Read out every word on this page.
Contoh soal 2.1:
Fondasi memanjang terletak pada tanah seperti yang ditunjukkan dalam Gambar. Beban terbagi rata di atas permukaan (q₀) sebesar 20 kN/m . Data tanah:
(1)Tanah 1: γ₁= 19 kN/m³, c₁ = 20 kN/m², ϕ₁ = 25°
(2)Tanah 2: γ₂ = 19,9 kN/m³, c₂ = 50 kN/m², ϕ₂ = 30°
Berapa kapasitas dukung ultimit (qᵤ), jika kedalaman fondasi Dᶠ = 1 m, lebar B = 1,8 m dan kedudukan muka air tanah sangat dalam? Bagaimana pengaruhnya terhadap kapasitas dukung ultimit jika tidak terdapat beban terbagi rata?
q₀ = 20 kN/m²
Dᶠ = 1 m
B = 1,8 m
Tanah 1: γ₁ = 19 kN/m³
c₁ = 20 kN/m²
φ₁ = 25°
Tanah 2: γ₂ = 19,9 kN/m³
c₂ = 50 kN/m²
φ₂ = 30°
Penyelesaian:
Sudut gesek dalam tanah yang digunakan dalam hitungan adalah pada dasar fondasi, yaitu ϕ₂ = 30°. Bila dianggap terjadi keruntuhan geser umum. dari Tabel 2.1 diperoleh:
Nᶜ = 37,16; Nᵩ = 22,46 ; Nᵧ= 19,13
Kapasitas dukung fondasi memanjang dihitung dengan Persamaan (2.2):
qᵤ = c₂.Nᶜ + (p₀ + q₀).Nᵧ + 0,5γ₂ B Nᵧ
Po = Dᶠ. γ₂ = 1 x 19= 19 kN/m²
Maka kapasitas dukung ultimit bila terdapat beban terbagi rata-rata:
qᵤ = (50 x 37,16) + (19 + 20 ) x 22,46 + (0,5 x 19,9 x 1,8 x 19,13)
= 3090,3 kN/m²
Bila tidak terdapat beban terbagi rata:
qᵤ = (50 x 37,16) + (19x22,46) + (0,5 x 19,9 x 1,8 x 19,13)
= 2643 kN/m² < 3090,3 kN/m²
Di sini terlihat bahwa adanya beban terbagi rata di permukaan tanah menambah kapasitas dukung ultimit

> _Set task_:
Make an exact copy of every line in the data.

> _Worked solution_:
Read out every word on this page.
Contoh soal 2.1:
Fondasi memanjang terletak pada tanah seperti yang ditunjukkan dalam Gambar. Beban terbagi rata di atas permukaan (q₀) sebesar 20 kN/m . Data tanah:
(1)Tanah 1: γ₁= 19 kN/m³, c₁ = 20 kN/m², ϕ₁ = 25°
(2)Tanah 2: γ₂ = 19,9 kN/m³, c₂ = 50 kN/m², ϕ₂ = 30°
Berapa kapasitas dukung ultimit (qᵤ), jika kedalaman fondasi Dᶠ = 1 m, lebar B = 1,8 m dan kedudukan muka air tanah sangat dalam? Bagaimana pengaruhnya terhadap kapasitas dukung ultimit jika tidak terdapat beban terbagi rata?
q₀ = 20 kN/m²
Dᶠ = 1 m
B = 1,8 m
Tanah 1: γ₁ = 19 kN/m³
c₁ = 20 kN/m²
φ₁ = 25°
Tanah 2: γ₂ = 19,9 kN/m³
c₂ = 50 kN/m²
φ₂ = 30°
Penyelesaian:
Sudut gesek dalam tanah yang digunakan dalam hitungan adalah pada dasar fondasi, yaitu ϕ₂ = 30°. Bila dianggap terjadi keruntuhan geser umum. dari Tabel 2.1 diperoleh:
Nᶜ = 37,16; Nᵩ = 22,46 ; Nᵧ= 19,13
Kapasitas dukung fondasi memanjang dihitung dengan Persamaan (2.2):
qᵤ = c₂.Nᶜ + (p₀ + q₀).Nᵧ + 0,5γ₂ B Nᵧ
Po = Dᶠ. γ₂ = 1 x 19= 19 kN/m²
Maka kapasitas dukung ultimit bila terdapat beban terbagi rata-rata:
qᵤ = (50 x 37,16) + (19 + 20 ) x 22,46 + (0,5 x 19,9 x 1,8 x 19,13)
= 3090,3 kN/m²
Bila tidak terdapat beban terbagi rata:
qᵤ = (50 x 37,16) + (19x22,46) + (0,5 x 19,9 x 1,8 x 19,13)
= 2643 kN/m² < 3090,3 kN/m²
Di sini terlihat bahwa adanya beban terbagi rata di permukaan tanah menambah kapasitas dukung ultimit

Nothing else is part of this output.